— start Records shown —
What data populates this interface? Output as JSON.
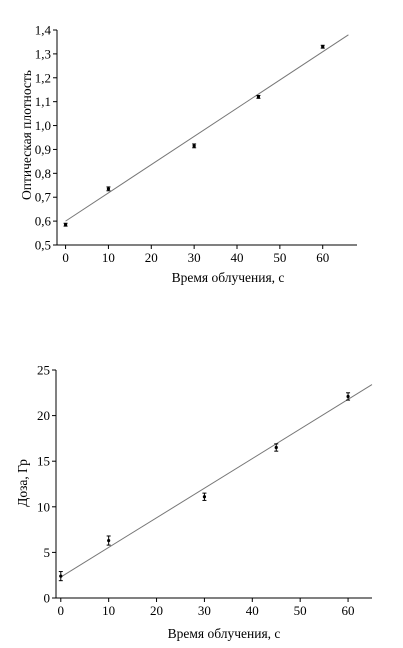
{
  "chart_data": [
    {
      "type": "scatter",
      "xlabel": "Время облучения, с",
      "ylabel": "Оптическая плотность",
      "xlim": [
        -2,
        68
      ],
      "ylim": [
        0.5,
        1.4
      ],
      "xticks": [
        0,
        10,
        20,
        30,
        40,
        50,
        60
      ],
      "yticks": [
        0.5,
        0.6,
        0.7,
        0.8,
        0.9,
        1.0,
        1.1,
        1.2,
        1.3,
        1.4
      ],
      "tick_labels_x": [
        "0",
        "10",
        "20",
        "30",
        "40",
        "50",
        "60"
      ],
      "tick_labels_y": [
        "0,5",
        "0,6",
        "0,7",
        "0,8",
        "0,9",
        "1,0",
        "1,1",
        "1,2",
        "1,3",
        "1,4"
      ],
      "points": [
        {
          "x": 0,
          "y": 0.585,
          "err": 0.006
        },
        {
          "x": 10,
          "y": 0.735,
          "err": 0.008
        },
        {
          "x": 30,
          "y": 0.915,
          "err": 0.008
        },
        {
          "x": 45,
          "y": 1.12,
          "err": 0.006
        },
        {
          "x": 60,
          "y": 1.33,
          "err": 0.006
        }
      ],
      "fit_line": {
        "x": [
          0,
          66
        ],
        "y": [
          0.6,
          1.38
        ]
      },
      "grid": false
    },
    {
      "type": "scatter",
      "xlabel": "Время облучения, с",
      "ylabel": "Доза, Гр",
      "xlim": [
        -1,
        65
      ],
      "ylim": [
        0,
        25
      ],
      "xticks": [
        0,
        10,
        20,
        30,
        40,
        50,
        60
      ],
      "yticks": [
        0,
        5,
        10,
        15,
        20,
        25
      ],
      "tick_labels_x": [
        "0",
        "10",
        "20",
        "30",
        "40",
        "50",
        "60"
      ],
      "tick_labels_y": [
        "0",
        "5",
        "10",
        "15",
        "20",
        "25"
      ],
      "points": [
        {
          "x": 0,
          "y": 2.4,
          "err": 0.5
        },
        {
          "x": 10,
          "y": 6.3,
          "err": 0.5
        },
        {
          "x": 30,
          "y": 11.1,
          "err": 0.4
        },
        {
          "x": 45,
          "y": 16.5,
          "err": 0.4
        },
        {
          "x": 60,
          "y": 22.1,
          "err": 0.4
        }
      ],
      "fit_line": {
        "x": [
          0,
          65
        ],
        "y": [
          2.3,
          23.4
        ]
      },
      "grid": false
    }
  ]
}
— end Records shown —
### Exercise description
Leave out the pictures and transcribe the entries above exactly.

### Solution to the problem
What data populates this interface? Output as JSON.
{
  "chart_data": [
    {
      "type": "scatter",
      "xlabel": "Время облучения, с",
      "ylabel": "Оптическая плотность",
      "xlim": [
        -2,
        68
      ],
      "ylim": [
        0.5,
        1.4
      ],
      "xticks": [
        0,
        10,
        20,
        30,
        40,
        50,
        60
      ],
      "yticks": [
        0.5,
        0.6,
        0.7,
        0.8,
        0.9,
        1.0,
        1.1,
        1.2,
        1.3,
        1.4
      ],
      "tick_labels_x": [
        "0",
        "10",
        "20",
        "30",
        "40",
        "50",
        "60"
      ],
      "tick_labels_y": [
        "0,5",
        "0,6",
        "0,7",
        "0,8",
        "0,9",
        "1,0",
        "1,1",
        "1,2",
        "1,3",
        "1,4"
      ],
      "points": [
        {
          "x": 0,
          "y": 0.585,
          "err": 0.006
        },
        {
          "x": 10,
          "y": 0.735,
          "err": 0.008
        },
        {
          "x": 30,
          "y": 0.915,
          "err": 0.008
        },
        {
          "x": 45,
          "y": 1.12,
          "err": 0.006
        },
        {
          "x": 60,
          "y": 1.33,
          "err": 0.006
        }
      ],
      "fit_line": {
        "x": [
          0,
          66
        ],
        "y": [
          0.6,
          1.38
        ]
      },
      "grid": false
    },
    {
      "type": "scatter",
      "xlabel": "Время облучения, с",
      "ylabel": "Доза, Гр",
      "xlim": [
        -1,
        65
      ],
      "ylim": [
        0,
        25
      ],
      "xticks": [
        0,
        10,
        20,
        30,
        40,
        50,
        60
      ],
      "yticks": [
        0,
        5,
        10,
        15,
        20,
        25
      ],
      "tick_labels_x": [
        "0",
        "10",
        "20",
        "30",
        "40",
        "50",
        "60"
      ],
      "tick_labels_y": [
        "0",
        "5",
        "10",
        "15",
        "20",
        "25"
      ],
      "points": [
        {
          "x": 0,
          "y": 2.4,
          "err": 0.5
        },
        {
          "x": 10,
          "y": 6.3,
          "err": 0.5
        },
        {
          "x": 30,
          "y": 11.1,
          "err": 0.4
        },
        {
          "x": 45,
          "y": 16.5,
          "err": 0.4
        },
        {
          "x": 60,
          "y": 22.1,
          "err": 0.4
        }
      ],
      "fit_line": {
        "x": [
          0,
          65
        ],
        "y": [
          2.3,
          23.4
        ]
      },
      "grid": false
    }
  ]
}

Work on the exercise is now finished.